| Exercise task |
Using the data below, copy each line that includes the word "vérifier".
********
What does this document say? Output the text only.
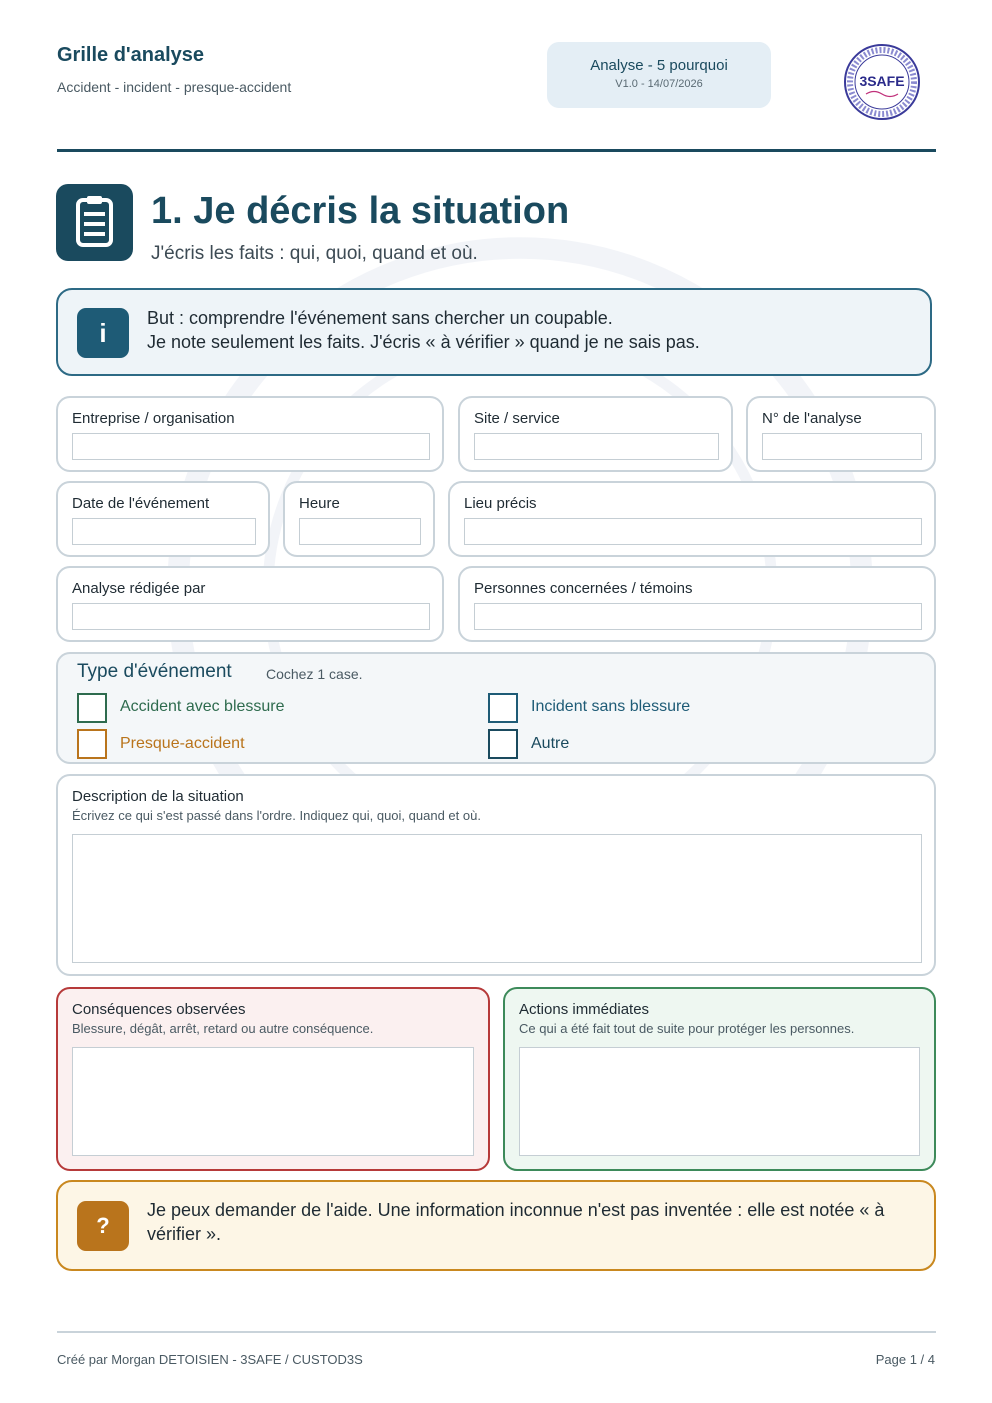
Grille d'analyse
Accident - incident - presque-accident
Analyse - 5 pourquoi
V1.0 - 14/07/2026	3SAFE
1. Je décris la situation
J'écris les faits : qui, quoi, quand et où.
i	But : comprendre l'événement sans chercher un coupable.
Je note seulement les faits. J'écris « à vérifier » quand je ne sais pas.
Entreprise / organisation	Site / service	N° de l'analyse
Date de l'événement	Heure	Lieu précis
Analyse rédigée par	Personnes concernées / témoins
Type d'événement Cochez 1 case.
Accident avec blessure	Incident sans blessure
Presque-accident	Autre
Description de la situation
Écrivez ce qui s'est passé dans l'ordre. Indiquez qui, quoi, quand et où.
Conséquences observées
Blessure, dégât, arrêt, retard ou autre conséquence.
Actions immédiates
Ce qui a été fait tout de suite pour protéger les personnes.
?
Je peux demander de l'aide. Une information inconnue n'est pas inventée : elle est notée « à vérifier ».
Créé par Morgan DETOISIEN - 3SAFE / CUSTOD3S	Page 1 / 4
********
| Worked answer |
Je note seulement les faits. J'écris « à vérifier » quand je ne sais pas.
Je peux demander de l'aide. Une information inconnue n'est pas inventée : elle est notée « à vérifier ».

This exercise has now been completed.